### [EXERCISE TASK]
Don't copy the pictures; return every other part of the records exactly.

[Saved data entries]
* * * * * * *
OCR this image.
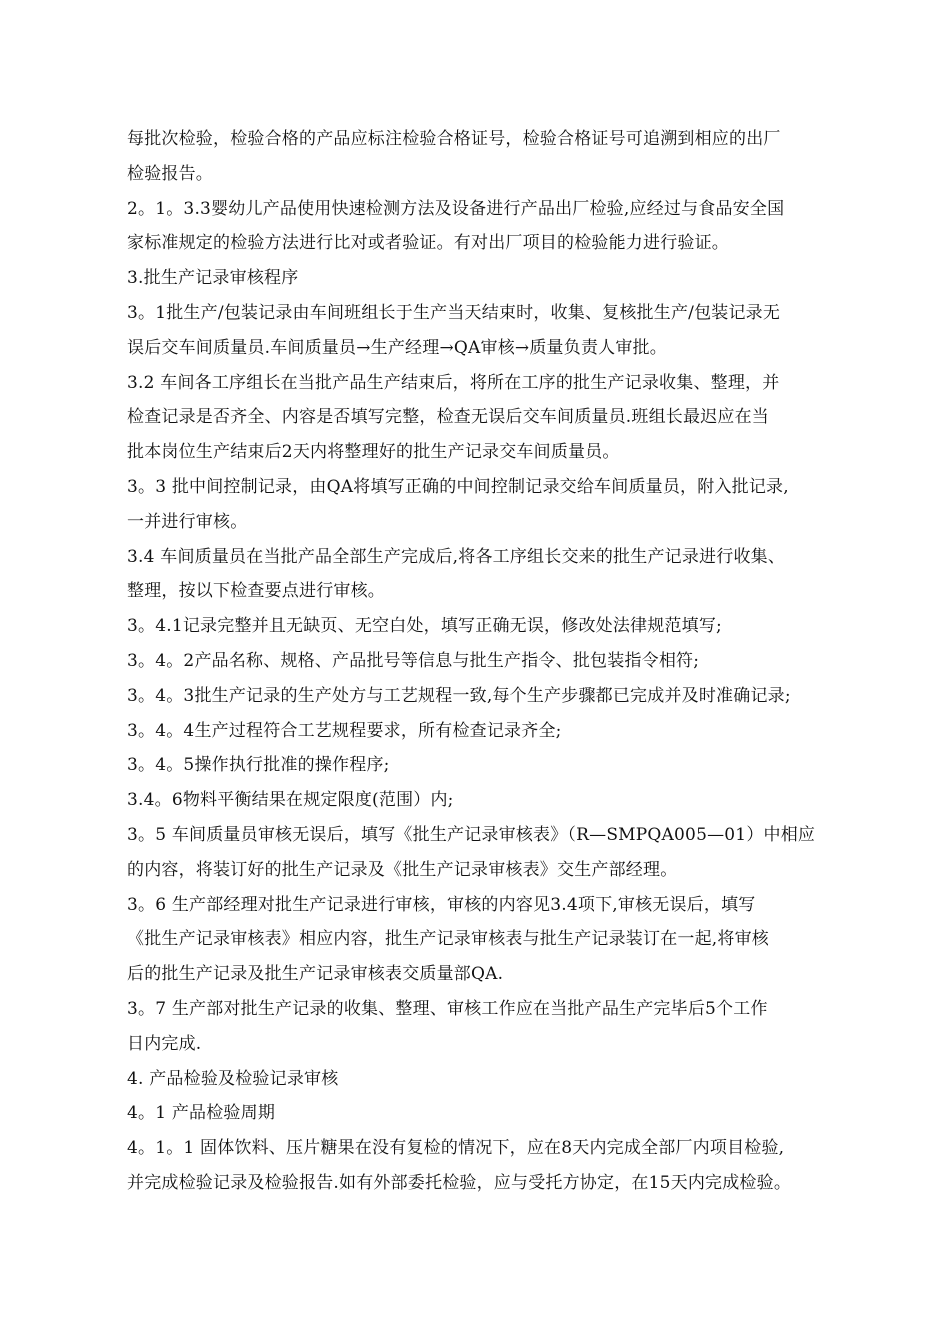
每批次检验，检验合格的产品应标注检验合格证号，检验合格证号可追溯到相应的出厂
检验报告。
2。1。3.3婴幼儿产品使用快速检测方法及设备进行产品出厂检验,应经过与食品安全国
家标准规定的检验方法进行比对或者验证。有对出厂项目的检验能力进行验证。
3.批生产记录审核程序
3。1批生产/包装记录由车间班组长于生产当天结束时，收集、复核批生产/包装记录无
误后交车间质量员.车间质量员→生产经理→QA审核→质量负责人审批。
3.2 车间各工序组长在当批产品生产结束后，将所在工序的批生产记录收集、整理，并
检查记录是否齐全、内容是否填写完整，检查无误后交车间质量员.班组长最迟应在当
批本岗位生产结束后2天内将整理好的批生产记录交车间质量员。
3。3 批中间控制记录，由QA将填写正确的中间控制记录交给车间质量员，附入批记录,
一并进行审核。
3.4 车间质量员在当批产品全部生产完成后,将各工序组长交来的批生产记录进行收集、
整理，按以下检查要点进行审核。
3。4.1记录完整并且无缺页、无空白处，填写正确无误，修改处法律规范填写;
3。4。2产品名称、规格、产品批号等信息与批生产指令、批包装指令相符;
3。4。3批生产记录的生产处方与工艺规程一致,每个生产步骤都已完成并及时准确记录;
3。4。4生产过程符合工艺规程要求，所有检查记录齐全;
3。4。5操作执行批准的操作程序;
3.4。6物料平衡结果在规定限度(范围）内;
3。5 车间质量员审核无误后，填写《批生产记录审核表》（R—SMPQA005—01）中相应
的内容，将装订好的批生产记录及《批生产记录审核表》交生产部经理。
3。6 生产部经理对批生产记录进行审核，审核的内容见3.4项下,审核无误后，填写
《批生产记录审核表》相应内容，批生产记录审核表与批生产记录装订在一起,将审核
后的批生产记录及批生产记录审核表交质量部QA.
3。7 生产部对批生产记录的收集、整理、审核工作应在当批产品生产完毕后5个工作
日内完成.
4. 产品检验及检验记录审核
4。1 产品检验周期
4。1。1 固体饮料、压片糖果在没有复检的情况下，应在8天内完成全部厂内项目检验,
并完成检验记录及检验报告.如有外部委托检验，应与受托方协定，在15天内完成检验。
* * * * * * *
### [WORKED ANSWER]
OCR this image.
每批次检验，检验合格的产品应标注检验合格证号，检验合格证号可追溯到相应的出厂
检验报告。
2。1。3.3婴幼儿产品使用快速检测方法及设备进行产品出厂检验,应经过与食品安全国
家标准规定的检验方法进行比对或者验证。有对出厂项目的检验能力进行验证。
3.批生产记录审核程序
3。1批生产/包装记录由车间班组长于生产当天结束时，收集、复核批生产/包装记录无
误后交车间质量员.车间质量员→生产经理→QA审核→质量负责人审批。
3.2 车间各工序组长在当批产品生产结束后，将所在工序的批生产记录收集、整理，并
检查记录是否齐全、内容是否填写完整，检查无误后交车间质量员.班组长最迟应在当
批本岗位生产结束后2天内将整理好的批生产记录交车间质量员。
3。3 批中间控制记录，由QA将填写正确的中间控制记录交给车间质量员，附入批记录,
一并进行审核。
3.4 车间质量员在当批产品全部生产完成后,将各工序组长交来的批生产记录进行收集、
整理，按以下检查要点进行审核。
3。4.1记录完整并且无缺页、无空白处，填写正确无误，修改处法律规范填写;
3。4。2产品名称、规格、产品批号等信息与批生产指令、批包装指令相符;
3。4。3批生产记录的生产处方与工艺规程一致,每个生产步骤都已完成并及时准确记录;
3。4。4生产过程符合工艺规程要求，所有检查记录齐全;
3。4。5操作执行批准的操作程序;
3.4。6物料平衡结果在规定限度(范围）内;
3。5 车间质量员审核无误后，填写《批生产记录审核表》（R—SMPQA005—01）中相应
的内容，将装订好的批生产记录及《批生产记录审核表》交生产部经理。
3。6 生产部经理对批生产记录进行审核，审核的内容见3.4项下,审核无误后，填写
《批生产记录审核表》相应内容，批生产记录审核表与批生产记录装订在一起,将审核
后的批生产记录及批生产记录审核表交质量部QA.
3。7 生产部对批生产记录的收集、整理、审核工作应在当批产品生产完毕后5个工作
日内完成.
4. 产品检验及检验记录审核
4。1 产品检验周期
4。1。1 固体饮料、压片糖果在没有复检的情况下，应在8天内完成全部厂内项目检验,
并完成检验记录及检验报告.如有外部委托检验，应与受托方协定，在15天内完成检验。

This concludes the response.